[PROBLEM REQUIREMENTS] Copy out every line that contains the word "provide".

[SUPPLIED ENTRIES]
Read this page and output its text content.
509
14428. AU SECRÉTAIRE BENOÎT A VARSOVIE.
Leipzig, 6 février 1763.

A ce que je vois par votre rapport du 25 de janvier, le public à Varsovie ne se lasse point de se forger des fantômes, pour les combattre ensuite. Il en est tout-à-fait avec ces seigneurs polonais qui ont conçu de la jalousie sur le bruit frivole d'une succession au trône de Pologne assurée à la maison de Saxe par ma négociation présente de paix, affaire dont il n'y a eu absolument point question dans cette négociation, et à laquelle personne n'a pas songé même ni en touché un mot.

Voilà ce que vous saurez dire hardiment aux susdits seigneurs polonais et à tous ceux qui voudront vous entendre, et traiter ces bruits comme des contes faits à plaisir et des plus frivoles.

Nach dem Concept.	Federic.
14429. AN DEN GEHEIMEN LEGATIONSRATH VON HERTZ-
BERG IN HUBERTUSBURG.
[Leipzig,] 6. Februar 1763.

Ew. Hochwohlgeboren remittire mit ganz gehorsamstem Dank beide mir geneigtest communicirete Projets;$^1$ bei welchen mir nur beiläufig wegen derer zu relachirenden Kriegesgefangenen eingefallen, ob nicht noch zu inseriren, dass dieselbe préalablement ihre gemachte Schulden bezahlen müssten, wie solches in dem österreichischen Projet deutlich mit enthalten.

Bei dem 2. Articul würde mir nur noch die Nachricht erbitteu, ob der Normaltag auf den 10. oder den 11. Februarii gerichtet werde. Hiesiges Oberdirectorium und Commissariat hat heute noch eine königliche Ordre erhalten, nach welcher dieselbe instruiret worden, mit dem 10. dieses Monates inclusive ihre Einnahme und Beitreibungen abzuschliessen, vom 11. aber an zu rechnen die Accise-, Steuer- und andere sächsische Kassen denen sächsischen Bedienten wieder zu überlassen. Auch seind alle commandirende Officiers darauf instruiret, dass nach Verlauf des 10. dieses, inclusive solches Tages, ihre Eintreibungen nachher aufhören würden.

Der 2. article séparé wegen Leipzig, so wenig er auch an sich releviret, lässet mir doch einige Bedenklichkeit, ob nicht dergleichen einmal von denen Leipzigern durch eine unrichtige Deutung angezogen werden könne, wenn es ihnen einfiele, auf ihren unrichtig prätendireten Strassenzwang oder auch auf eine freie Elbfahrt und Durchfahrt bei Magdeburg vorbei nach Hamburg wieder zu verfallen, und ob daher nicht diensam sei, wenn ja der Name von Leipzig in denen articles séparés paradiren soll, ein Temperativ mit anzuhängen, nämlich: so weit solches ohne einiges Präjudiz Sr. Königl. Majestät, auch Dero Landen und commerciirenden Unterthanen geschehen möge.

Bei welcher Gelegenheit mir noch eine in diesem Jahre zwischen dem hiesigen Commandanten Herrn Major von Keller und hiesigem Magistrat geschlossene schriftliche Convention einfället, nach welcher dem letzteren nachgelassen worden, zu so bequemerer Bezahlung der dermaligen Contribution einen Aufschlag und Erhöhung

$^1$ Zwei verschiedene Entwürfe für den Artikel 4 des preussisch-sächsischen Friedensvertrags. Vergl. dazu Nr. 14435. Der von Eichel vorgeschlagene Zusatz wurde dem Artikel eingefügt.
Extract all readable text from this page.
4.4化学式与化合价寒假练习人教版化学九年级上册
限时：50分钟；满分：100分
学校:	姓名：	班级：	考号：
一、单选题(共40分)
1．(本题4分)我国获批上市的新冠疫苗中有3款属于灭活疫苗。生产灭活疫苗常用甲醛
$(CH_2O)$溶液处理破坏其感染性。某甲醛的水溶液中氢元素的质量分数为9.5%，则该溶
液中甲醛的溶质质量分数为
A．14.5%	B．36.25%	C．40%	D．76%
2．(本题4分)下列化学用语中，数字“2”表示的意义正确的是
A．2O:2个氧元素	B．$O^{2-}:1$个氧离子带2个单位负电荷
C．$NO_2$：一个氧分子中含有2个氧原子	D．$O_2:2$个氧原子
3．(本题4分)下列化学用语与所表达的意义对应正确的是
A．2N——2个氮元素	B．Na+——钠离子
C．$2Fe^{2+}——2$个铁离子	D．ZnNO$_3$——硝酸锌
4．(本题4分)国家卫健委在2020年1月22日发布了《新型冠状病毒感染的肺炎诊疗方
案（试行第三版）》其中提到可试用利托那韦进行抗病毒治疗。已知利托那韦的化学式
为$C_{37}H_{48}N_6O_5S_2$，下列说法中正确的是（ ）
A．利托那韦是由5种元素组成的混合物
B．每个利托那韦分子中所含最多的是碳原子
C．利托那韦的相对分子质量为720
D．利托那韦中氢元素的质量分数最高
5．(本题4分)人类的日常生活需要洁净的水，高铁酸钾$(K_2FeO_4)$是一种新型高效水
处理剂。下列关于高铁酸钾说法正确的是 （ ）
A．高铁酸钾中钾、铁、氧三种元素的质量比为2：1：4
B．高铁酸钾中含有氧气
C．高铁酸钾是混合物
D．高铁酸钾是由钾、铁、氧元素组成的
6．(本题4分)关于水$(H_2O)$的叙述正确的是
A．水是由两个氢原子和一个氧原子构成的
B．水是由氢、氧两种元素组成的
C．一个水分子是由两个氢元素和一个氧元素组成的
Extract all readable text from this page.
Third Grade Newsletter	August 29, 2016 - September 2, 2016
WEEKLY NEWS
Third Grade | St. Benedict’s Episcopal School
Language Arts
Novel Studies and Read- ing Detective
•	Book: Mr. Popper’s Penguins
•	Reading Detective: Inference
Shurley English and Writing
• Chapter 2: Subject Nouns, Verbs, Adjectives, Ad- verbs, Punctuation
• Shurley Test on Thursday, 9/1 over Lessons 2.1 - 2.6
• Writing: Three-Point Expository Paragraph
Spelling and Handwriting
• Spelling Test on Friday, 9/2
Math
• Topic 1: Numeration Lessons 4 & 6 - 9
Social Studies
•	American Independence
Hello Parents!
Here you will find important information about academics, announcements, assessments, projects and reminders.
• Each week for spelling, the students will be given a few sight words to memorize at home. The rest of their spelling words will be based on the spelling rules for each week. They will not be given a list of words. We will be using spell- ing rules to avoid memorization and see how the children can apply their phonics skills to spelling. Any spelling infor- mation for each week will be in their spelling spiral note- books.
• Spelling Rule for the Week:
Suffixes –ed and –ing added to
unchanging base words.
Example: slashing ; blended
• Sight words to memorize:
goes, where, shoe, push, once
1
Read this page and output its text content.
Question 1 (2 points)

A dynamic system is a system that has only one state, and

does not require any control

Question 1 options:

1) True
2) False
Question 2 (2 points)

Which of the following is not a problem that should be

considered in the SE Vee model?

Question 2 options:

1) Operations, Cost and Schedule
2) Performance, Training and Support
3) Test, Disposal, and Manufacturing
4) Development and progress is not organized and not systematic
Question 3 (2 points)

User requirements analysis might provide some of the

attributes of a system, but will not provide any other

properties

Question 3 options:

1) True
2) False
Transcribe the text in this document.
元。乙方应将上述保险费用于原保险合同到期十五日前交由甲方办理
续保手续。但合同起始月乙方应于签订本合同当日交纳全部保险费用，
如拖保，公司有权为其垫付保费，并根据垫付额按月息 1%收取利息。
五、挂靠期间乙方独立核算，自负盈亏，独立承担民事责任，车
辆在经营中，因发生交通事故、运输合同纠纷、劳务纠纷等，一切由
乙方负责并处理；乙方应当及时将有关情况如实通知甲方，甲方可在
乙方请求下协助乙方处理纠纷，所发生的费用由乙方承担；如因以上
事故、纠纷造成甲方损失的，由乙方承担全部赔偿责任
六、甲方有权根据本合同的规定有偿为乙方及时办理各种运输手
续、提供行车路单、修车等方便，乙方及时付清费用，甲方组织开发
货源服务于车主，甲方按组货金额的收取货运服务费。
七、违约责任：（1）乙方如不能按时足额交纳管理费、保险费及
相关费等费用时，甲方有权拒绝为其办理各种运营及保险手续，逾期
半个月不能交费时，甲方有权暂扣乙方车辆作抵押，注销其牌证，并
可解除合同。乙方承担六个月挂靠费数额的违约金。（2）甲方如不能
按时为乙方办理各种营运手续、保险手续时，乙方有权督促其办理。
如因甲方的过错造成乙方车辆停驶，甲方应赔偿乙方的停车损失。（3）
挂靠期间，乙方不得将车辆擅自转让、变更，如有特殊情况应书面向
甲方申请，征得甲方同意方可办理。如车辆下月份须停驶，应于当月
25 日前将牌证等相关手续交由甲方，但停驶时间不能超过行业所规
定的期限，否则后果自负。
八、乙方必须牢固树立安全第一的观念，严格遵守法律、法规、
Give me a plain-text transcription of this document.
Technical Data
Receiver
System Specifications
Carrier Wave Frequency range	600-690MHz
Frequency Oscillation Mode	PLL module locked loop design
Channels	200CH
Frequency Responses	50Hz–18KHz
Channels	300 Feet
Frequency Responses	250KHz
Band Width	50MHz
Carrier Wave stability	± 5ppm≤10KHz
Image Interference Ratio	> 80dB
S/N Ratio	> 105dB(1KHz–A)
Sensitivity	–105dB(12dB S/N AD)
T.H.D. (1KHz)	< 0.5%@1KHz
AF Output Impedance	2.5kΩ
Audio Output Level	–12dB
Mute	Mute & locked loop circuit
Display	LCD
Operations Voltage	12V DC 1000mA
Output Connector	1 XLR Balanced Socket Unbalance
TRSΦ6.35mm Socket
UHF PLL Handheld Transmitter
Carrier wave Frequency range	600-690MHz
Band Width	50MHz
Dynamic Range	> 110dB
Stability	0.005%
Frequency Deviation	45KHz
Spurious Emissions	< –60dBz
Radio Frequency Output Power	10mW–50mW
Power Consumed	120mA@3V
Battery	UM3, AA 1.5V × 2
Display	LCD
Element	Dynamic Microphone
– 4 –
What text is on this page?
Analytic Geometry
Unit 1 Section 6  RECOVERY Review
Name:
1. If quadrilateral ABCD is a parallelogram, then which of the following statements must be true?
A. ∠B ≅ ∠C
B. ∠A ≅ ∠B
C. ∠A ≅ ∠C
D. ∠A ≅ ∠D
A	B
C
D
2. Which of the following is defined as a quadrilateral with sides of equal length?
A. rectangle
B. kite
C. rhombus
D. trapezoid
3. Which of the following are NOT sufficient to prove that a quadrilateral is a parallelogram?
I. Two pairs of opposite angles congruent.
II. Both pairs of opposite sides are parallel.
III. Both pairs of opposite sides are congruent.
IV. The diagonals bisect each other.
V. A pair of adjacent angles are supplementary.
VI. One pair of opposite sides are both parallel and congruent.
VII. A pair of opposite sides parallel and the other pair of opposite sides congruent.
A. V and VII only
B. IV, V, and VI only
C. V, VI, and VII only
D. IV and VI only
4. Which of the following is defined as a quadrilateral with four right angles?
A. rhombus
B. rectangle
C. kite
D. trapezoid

[RESULT BELOW]
User requirements analysis might provide some of the
attributes of a system, but will not provide any other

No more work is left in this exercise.